┌─ SUPPLIED MATERIAL

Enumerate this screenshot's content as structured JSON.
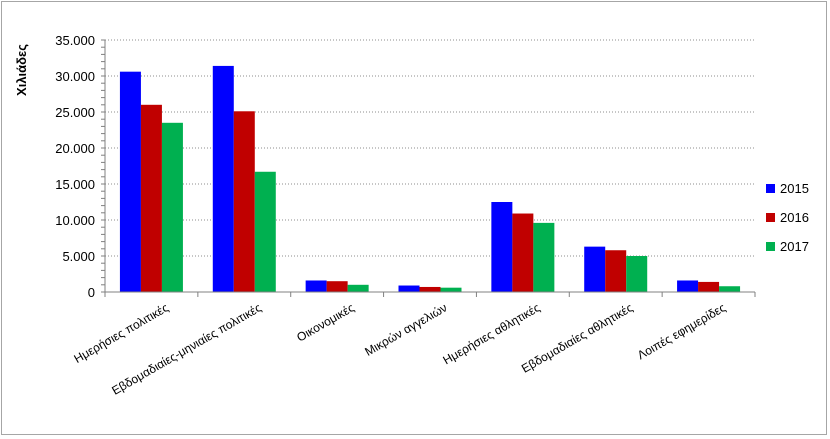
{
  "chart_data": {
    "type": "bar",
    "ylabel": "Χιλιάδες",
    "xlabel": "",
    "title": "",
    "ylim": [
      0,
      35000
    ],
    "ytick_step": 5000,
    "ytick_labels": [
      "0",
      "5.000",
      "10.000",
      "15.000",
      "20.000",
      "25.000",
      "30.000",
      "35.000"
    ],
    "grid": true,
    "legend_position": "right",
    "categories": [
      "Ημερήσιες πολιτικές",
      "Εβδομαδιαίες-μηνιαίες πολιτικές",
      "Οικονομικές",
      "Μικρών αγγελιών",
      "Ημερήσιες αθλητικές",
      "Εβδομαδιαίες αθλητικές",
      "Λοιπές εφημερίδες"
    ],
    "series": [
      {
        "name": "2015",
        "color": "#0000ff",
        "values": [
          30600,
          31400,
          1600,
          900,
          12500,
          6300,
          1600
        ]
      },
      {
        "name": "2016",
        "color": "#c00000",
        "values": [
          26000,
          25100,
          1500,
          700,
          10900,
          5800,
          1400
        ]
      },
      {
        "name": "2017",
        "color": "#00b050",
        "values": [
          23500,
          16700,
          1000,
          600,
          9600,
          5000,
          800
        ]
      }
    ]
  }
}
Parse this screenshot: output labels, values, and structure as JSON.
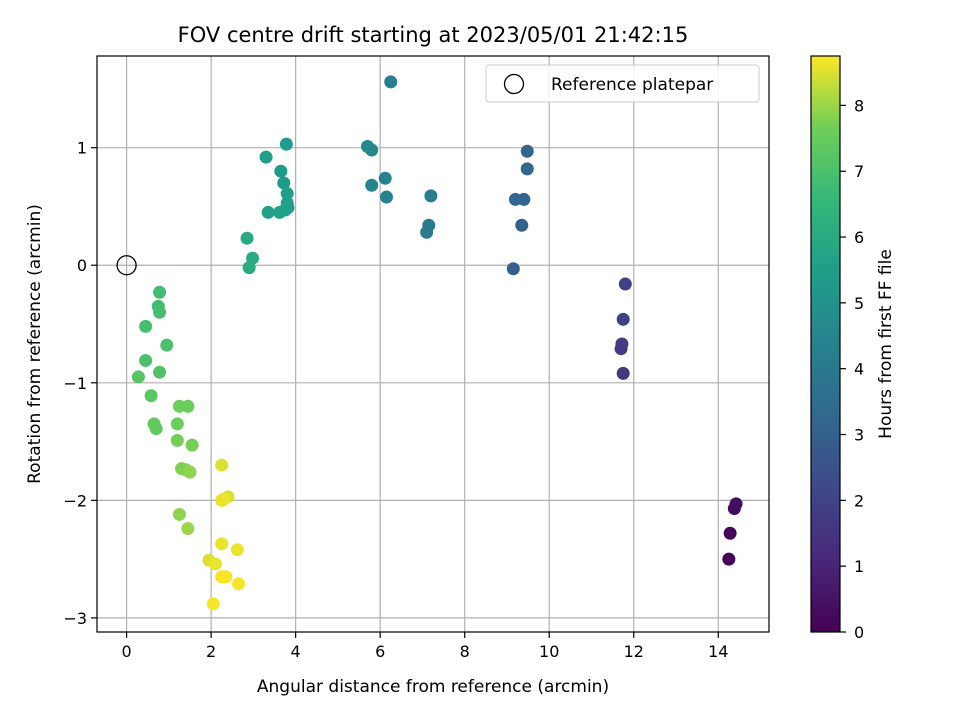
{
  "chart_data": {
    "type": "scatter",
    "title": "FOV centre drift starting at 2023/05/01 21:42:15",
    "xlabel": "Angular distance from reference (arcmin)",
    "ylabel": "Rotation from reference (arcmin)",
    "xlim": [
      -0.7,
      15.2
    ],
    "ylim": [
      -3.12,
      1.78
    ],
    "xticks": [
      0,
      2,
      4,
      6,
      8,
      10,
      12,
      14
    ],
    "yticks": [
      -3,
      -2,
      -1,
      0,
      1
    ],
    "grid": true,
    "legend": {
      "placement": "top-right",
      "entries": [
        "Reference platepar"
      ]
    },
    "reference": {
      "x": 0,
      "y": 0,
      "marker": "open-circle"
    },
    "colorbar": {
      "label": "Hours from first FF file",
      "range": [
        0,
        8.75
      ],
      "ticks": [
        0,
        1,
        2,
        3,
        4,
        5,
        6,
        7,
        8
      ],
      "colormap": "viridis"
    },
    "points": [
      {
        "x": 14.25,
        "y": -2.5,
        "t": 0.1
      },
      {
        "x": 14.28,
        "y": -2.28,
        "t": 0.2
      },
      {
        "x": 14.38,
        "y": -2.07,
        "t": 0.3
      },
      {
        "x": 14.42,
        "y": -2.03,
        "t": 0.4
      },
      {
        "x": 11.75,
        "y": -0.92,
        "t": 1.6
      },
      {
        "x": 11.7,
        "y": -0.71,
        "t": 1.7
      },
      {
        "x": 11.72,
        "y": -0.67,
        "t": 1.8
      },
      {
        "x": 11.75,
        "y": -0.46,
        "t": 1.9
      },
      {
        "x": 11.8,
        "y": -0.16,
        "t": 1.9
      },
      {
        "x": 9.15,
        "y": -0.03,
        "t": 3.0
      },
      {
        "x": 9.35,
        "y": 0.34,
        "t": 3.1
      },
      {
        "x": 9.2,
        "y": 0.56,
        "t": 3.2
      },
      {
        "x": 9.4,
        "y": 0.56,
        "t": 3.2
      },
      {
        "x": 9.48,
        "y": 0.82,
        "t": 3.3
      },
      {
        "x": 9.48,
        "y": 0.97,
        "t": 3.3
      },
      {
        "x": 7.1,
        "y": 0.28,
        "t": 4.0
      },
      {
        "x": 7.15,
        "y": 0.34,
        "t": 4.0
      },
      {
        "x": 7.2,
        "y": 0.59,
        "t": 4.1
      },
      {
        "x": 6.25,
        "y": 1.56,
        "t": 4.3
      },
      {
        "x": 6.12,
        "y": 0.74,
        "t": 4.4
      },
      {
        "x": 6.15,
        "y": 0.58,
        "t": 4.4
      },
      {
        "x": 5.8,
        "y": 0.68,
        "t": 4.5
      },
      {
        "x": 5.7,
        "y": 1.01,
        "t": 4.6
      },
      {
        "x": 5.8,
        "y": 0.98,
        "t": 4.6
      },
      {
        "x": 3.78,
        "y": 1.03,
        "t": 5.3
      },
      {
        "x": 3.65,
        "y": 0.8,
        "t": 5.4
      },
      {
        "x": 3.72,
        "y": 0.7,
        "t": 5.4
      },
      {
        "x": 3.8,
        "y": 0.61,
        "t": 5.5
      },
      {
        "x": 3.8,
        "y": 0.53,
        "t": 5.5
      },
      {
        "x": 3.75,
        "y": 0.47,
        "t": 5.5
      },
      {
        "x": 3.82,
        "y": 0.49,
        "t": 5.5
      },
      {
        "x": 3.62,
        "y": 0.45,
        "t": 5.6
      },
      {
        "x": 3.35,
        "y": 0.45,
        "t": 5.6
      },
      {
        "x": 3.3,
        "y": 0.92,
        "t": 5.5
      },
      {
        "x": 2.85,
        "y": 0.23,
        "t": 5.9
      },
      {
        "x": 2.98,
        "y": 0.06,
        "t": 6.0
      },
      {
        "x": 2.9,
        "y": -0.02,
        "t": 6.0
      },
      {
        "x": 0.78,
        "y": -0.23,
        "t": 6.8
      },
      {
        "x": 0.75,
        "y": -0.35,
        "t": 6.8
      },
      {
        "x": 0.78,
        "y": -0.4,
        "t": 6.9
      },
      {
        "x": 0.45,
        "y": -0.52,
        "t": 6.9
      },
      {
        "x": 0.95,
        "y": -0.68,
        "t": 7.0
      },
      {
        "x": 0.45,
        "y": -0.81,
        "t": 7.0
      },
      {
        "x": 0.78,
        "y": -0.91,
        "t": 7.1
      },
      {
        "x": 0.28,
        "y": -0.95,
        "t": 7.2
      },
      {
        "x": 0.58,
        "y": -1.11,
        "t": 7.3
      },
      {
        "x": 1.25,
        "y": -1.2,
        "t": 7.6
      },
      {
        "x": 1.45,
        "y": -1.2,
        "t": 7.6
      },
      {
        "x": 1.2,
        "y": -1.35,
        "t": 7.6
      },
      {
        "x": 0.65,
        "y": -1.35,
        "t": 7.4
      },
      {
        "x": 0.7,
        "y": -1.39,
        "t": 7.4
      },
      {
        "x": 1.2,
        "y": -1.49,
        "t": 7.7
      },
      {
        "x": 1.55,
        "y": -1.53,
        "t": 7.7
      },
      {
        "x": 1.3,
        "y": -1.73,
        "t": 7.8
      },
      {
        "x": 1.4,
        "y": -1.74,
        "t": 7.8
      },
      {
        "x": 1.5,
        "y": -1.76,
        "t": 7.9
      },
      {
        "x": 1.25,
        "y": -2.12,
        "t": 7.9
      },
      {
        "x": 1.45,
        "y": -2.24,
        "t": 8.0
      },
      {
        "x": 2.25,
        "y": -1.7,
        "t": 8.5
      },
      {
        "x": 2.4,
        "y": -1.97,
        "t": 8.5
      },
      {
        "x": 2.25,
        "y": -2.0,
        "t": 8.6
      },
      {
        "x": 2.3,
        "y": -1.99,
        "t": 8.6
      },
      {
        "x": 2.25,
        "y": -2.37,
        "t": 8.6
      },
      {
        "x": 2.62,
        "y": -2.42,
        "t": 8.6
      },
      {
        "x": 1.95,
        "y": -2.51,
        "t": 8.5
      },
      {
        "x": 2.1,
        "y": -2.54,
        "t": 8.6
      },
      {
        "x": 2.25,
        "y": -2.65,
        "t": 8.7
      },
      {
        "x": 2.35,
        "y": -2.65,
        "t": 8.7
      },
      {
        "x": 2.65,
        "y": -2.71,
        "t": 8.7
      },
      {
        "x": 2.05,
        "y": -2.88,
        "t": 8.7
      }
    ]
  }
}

└─
┌─ SUPPLIED MATERIAL

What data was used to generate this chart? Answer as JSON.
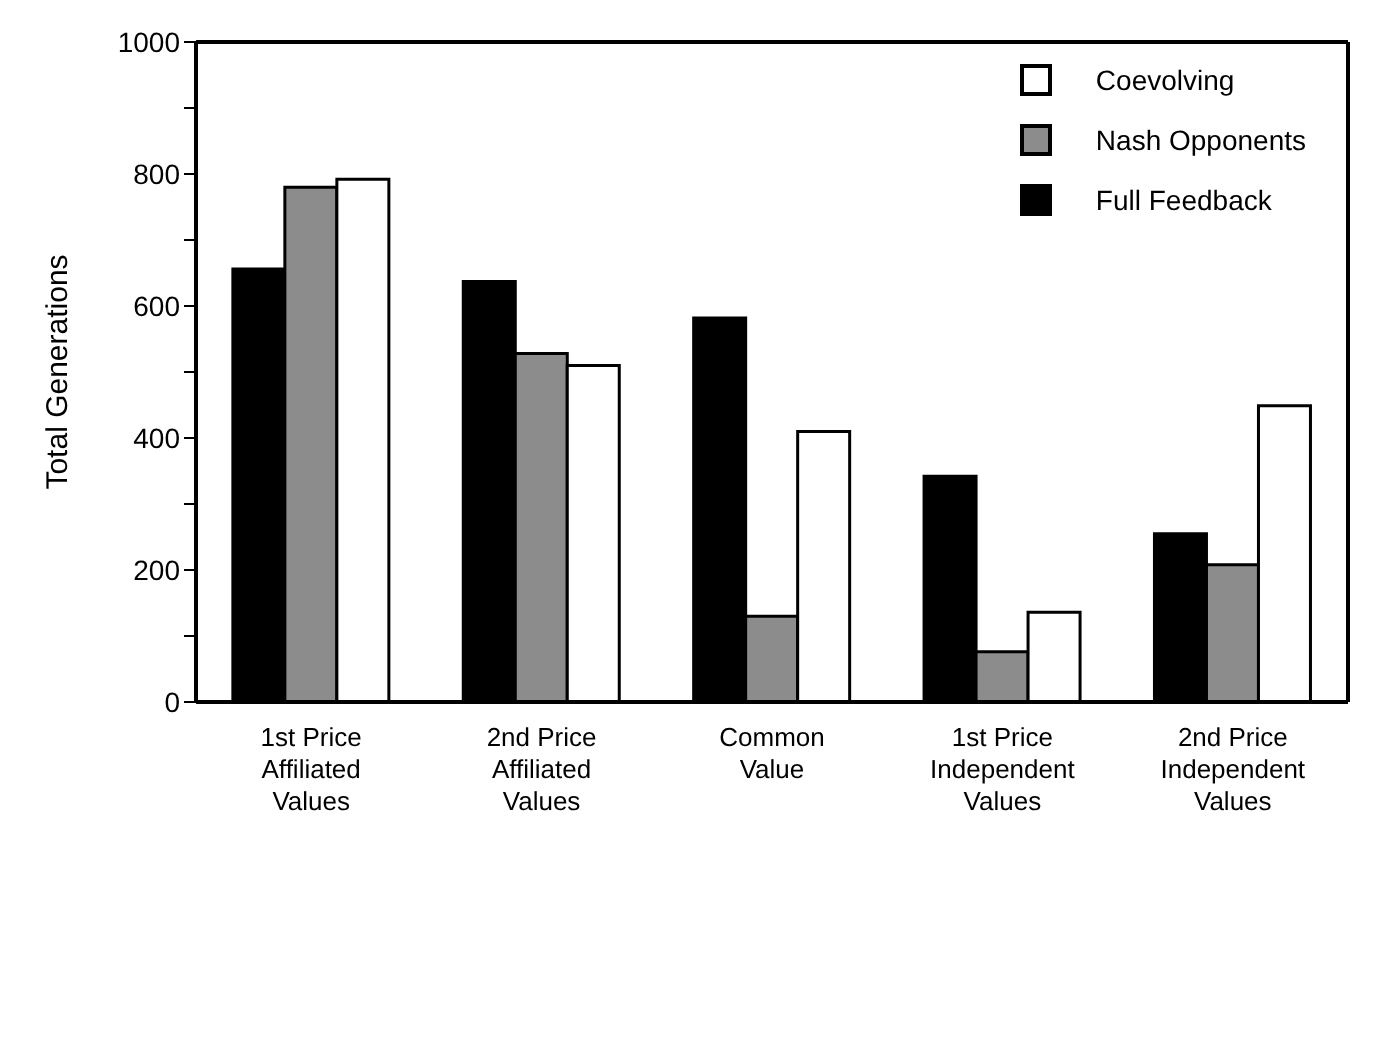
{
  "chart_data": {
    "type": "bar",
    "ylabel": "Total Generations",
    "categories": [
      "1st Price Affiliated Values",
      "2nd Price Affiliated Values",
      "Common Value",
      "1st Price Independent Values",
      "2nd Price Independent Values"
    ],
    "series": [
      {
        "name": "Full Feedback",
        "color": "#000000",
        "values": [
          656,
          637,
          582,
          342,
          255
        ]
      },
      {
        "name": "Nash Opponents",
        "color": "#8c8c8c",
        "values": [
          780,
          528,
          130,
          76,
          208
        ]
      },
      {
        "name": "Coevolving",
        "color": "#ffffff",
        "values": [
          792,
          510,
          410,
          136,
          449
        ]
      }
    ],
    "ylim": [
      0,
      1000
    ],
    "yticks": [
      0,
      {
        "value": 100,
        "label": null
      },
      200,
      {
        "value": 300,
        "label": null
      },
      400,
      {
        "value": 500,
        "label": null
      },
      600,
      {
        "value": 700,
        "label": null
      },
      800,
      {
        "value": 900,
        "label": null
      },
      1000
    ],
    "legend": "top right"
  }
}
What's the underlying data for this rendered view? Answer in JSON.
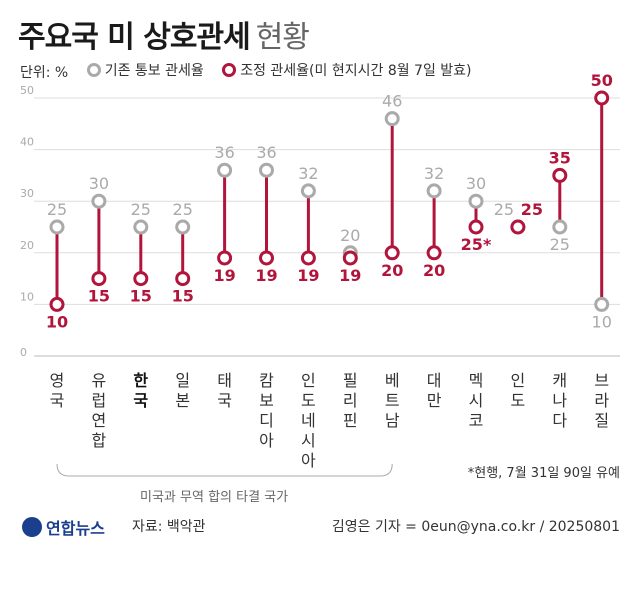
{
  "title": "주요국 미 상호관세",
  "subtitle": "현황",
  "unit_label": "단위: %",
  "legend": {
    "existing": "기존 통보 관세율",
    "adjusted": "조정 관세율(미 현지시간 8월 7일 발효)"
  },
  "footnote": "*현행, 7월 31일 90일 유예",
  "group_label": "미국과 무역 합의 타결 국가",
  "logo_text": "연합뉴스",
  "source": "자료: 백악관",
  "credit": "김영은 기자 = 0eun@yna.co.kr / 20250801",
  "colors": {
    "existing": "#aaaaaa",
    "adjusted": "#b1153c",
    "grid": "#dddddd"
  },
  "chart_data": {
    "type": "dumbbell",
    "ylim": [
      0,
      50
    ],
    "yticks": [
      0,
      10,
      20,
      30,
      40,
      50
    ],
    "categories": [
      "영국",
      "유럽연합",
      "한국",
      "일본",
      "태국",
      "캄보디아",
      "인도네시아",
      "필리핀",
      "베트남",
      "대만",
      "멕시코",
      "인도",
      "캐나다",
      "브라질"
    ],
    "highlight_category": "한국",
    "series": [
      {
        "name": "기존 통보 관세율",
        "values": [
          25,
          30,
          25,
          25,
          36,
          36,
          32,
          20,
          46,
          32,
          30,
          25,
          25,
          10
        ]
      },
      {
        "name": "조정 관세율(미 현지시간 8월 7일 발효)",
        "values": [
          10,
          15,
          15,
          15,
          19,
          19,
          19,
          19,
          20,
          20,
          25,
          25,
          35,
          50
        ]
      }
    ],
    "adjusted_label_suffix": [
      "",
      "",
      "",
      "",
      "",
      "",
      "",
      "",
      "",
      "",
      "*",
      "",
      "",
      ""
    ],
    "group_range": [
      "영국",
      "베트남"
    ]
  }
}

└─

**WHAT YOU ARE ASKED TO DO**
Of the lines in the data, how many hold the string "right"? State the number, nothing else.

**THE COMPLETED TASK**
3